Problem.
Please give every line of the data below as a Markdown table with the columns "No." and "Entry", numbering each row and leaving out blank lines.

Exercise materials.

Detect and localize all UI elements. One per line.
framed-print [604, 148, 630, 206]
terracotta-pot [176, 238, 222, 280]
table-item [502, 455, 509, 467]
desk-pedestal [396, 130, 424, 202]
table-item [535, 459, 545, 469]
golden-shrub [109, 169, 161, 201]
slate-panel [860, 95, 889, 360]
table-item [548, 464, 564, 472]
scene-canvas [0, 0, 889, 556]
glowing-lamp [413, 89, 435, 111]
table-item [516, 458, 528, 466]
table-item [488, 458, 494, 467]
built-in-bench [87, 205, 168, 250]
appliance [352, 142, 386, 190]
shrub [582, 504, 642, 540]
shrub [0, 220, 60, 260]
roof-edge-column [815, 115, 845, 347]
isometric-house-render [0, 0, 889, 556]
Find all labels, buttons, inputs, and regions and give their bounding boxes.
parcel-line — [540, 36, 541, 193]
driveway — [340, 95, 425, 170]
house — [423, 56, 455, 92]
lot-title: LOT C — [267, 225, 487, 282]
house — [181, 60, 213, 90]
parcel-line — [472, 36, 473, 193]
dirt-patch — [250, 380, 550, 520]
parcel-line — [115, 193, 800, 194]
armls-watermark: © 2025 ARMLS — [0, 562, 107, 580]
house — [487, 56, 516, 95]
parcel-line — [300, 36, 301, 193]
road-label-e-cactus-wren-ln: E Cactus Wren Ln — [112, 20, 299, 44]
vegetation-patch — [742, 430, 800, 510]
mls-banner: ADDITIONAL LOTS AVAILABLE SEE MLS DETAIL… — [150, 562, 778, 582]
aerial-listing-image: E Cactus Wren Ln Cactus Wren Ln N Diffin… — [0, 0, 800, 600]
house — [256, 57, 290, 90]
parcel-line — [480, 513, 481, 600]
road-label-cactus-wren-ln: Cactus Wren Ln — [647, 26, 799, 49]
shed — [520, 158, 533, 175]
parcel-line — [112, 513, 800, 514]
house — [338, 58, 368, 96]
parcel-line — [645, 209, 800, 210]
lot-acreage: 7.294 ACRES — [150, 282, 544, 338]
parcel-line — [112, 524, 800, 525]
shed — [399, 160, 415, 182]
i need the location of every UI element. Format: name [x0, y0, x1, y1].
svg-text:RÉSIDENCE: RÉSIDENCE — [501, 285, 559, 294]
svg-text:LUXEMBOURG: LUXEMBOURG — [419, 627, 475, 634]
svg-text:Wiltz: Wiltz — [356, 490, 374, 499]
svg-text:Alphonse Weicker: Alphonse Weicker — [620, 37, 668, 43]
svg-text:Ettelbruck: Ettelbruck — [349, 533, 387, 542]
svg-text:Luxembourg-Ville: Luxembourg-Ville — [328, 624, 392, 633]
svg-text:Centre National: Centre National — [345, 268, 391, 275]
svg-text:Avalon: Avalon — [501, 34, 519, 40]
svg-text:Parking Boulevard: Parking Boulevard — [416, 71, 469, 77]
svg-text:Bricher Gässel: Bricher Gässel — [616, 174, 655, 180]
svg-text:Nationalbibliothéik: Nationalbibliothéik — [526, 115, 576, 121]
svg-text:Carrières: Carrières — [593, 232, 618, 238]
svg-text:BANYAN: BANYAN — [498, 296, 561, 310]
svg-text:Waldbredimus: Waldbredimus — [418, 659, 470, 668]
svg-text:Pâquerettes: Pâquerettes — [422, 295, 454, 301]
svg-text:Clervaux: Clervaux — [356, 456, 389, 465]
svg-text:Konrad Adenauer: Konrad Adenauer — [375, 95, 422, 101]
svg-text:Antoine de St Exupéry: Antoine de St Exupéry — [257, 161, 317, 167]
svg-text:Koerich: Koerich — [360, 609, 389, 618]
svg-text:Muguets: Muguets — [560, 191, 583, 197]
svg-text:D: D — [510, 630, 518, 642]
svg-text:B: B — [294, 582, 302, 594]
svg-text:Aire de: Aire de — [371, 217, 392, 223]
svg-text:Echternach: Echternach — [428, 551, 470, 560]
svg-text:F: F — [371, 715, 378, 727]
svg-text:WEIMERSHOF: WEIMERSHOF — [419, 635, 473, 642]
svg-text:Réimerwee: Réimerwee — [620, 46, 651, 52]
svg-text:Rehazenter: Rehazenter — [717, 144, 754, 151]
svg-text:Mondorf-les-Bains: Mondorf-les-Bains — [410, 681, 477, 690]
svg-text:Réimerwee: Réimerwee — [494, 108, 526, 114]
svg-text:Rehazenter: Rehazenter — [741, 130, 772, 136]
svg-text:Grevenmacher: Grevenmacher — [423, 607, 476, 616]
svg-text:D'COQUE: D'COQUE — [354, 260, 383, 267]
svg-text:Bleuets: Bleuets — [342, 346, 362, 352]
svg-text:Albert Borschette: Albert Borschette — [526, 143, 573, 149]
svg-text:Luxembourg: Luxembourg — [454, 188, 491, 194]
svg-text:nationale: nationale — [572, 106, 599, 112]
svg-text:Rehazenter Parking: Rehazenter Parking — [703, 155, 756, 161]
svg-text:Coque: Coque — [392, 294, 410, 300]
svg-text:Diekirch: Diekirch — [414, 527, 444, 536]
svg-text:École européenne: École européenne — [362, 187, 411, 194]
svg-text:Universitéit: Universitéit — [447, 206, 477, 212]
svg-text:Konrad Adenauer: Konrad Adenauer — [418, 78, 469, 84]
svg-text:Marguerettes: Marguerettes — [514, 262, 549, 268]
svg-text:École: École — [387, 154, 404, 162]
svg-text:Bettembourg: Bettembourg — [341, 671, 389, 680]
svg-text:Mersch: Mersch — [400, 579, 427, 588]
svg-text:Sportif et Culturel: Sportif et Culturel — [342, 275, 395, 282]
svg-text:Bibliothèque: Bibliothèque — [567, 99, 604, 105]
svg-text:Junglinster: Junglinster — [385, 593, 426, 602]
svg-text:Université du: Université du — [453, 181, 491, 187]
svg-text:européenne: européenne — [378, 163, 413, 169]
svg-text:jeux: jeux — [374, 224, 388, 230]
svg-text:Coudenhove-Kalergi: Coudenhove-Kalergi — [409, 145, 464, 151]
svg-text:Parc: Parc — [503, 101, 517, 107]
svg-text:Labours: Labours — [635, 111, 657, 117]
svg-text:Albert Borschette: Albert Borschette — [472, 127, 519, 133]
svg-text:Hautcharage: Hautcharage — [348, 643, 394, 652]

Task answer.
| No. | Entry |
|---|---|
| 1 | Detect and localize all UI elements. One per line. |
| 2 | framed-print [604, 148, 630, 206] |
| 3 | terracotta-pot [176, 238, 222, 280] |
| 4 | table-item [502, 455, 509, 467] |
| 5 | desk-pedestal [396, 130, 424, 202] |
| 6 | table-item [535, 459, 545, 469] |
| 7 | golden-shrub [109, 169, 161, 201] |
| 8 | slate-panel [860, 95, 889, 360] |
| 9 | table-item [548, 464, 564, 472] |
| 10 | scene-canvas [0, 0, 889, 556] |
| 11 | glowing-lamp [413, 89, 435, 111] |
| 12 | table-item [516, 458, 528, 466] |
| 13 | table-item [488, 458, 494, 467] |
| 14 | built-in-bench [87, 205, 168, 250] |
| 15 | appliance [352, 142, 386, 190] |
| 16 | shrub [582, 504, 642, 540] |
| 17 | shrub [0, 220, 60, 260] |
| 18 | roof-edge-column [815, 115, 845, 347] |
| 19 | isometric-house-render [0, 0, 889, 556] |
| 20 | Find all labels, buttons, inputs, and regions and give their bounding boxes. |
| 21 | parcel-line — [540, 36, 541, 193] |
| 22 | driveway — [340, 95, 425, 170] |
| 23 | house — [423, 56, 455, 92] |
| 24 | lot-title: LOT C — [267, 225, 487, 282] |
| 25 | house — [181, 60, 213, 90] |
| 26 | parcel-line — [472, 36, 473, 193] |
| 27 | dirt-patch — [250, 380, 550, 520] |
| 28 | parcel-line — [115, 193, 800, 194] |
| 29 | armls-watermark: © 2025 ARMLS — [0, 562, 107, 580] |
| 30 | house — [487, 56, 516, 95] |
| 31 | parcel-line — [300, 36, 301, 193] |
| 32 | road-label-e-cactus-wren-ln: E Cactus Wren Ln — [112, 20, 299, 44] |
| 33 | vegetation-patch — [742, 430, 800, 510] |
| 34 | mls-banner: ADDITIONAL LOTS AVAILABLE SEE MLS DETAIL… — [150, 562, 778, 582] |
| 35 | aerial-listing-image: E Cactus Wren Ln Cactus Wren Ln N Diffin… — [0, 0, 800, 600] |
| 36 | house — [256, 57, 290, 90] |
| 37 | parcel-line — [480, 513, 481, 600] |
| 38 | road-label-cactus-wren-ln: Cactus Wren Ln — [647, 26, 799, 49] |
| 39 | shed — [520, 158, 533, 175] |
| 40 | parcel-line — [112, 513, 800, 514] |
| 41 | house — [338, 58, 368, 96] |
| 42 | parcel-line — [645, 209, 800, 210] |
| 43 | lot-acreage: 7.294 ACRES — [150, 282, 544, 338] |
| 44 | parcel-line — [112, 524, 800, 525] |
| 45 | shed — [399, 160, 415, 182] |
| 46 | i need the location of every UI element. Format: name [x0, y0, x1, y1]. |
| 47 | svg-text:RÉSIDENCE: RÉSIDENCE — [501, 285, 559, 294] |
| 48 | svg-text:LUXEMBOURG: LUXEMBOURG — [419, 627, 475, 634] |
| 49 | svg-text:Wiltz: Wiltz — [356, 490, 374, 499] |
| 50 | svg-text:Alphonse Weicker: Alphonse Weicker — [620, 37, 668, 43] |
| 51 | svg-text:Ettelbruck: Ettelbruck — [349, 533, 387, 542] |
| 52 | svg-text:Luxembourg-Ville: Luxembourg-Ville — [328, 624, 392, 633] |
| 53 | svg-text:Centre National: Centre National — [345, 268, 391, 275] |
| 54 | svg-text:Avalon: Avalon — [501, 34, 519, 40] |
| 55 | svg-text:Parking Boulevard: Parking Boulevard — [416, 71, 469, 77] |
| 56 | svg-text:Bricher Gässel: Bricher Gässel — [616, 174, 655, 180] |
| 57 | svg-text:Nationalbibliothéik: Nationalbibliothéik — [526, 115, 576, 121] |
| 58 | svg-text:Carrières: Carrières — [593, 232, 618, 238] |
| 59 | svg-text:BANYAN: BANYAN — [498, 296, 561, 310] |
| 60 | svg-text:Waldbredimus: Waldbredimus — [418, 659, 470, 668] |
| 61 | svg-text:Pâquerettes: Pâquerettes — [422, 295, 454, 301] |
| 62 | svg-text:Clervaux: Clervaux — [356, 456, 389, 465] |
| 63 | svg-text:Konrad Adenauer: Konrad Adenauer — [375, 95, 422, 101] |
| 64 | svg-text:Antoine de St Exupéry: Antoine de St Exupéry — [257, 161, 317, 167] |
| 65 | svg-text:Koerich: Koerich — [360, 609, 389, 618] |
| 66 | svg-text:Muguets: Muguets — [560, 191, 583, 197] |
| 67 | svg-text:D: D — [510, 630, 518, 642] |
| 68 | svg-text:B: B — [294, 582, 302, 594] |
| 69 | svg-text:Aire de: Aire de — [371, 217, 392, 223] |
| 70 | svg-text:Echternach: Echternach — [428, 551, 470, 560] |
| 71 | svg-text:F: F — [371, 715, 378, 727] |
| 72 | svg-text:WEIMERSHOF: WEIMERSHOF — [419, 635, 473, 642] |
| 73 | svg-text:Réimerwee: Réimerwee — [620, 46, 651, 52] |
| 74 | svg-text:Rehazenter: Rehazenter — [717, 144, 754, 151] |
| 75 | svg-text:Mondorf-les-Bains: Mondorf-les-Bains — [410, 681, 477, 690] |
| 76 | svg-text:Réimerwee: Réimerwee — [494, 108, 526, 114] |
| 77 | svg-text:Rehazenter: Rehazenter — [741, 130, 772, 136] |
| 78 | svg-text:Grevenmacher: Grevenmacher — [423, 607, 476, 616] |
| 79 | svg-text:D'COQUE: D'COQUE — [354, 260, 383, 267] |
| 80 | svg-text:Bleuets: Bleuets — [342, 346, 362, 352] |
| 81 | svg-text:Albert Borschette: Albert Borschette — [526, 143, 573, 149] |
| 82 | svg-text:Luxembourg: Luxembourg — [454, 188, 491, 194] |
| 83 | svg-text:nationale: nationale — [572, 106, 599, 112] |
| 84 | svg-text:Rehazenter Parking: Rehazenter Parking — [703, 155, 756, 161] |
| 85 | svg-text:Coque: Coque — [392, 294, 410, 300] |
| 86 | svg-text:Diekirch: Diekirch — [414, 527, 444, 536] |
| 87 | svg-text:École européenne: École européenne — [362, 187, 411, 194] |
| 88 | svg-text:Universitéit: Universitéit — [447, 206, 477, 212] |
| 89 | svg-text:Konrad Adenauer: Konrad Adenauer — [418, 78, 469, 84] |
| 90 | svg-text:Marguerettes: Marguerettes — [514, 262, 549, 268] |
| 91 | svg-text:École: École — [387, 154, 404, 162] |
| 92 | svg-text:Bettembourg: Bettembourg — [341, 671, 389, 680] |
| 93 | svg-text:Mersch: Mersch — [400, 579, 427, 588] |
| 94 | svg-text:Sportif et Culturel: Sportif et Culturel — [342, 275, 395, 282] |
| 95 | svg-text:Bibliothèque: Bibliothèque — [567, 99, 604, 105] |
| 96 | svg-text:Junglinster: Junglinster — [385, 593, 426, 602] |
| 97 | svg-text:Université du: Université du — [453, 181, 491, 187] |
| 98 | svg-text:européenne: européenne — [378, 163, 413, 169] |
| 99 | svg-text:jeux: jeux — [374, 224, 388, 230] |
| 100 | svg-text:Coudenhove-Kalergi: Coudenhove-Kalergi — [409, 145, 464, 151] |
| 101 | svg-text:Parc: Parc — [503, 101, 517, 107] |
| 102 | svg-text:Labours: Labours — [635, 111, 657, 117] |
| 103 | svg-text:Albert Borschette: Albert Borschette — [472, 127, 519, 133] |
| 104 | svg-text:Hautcharage: Hautcharage — [348, 643, 394, 652] |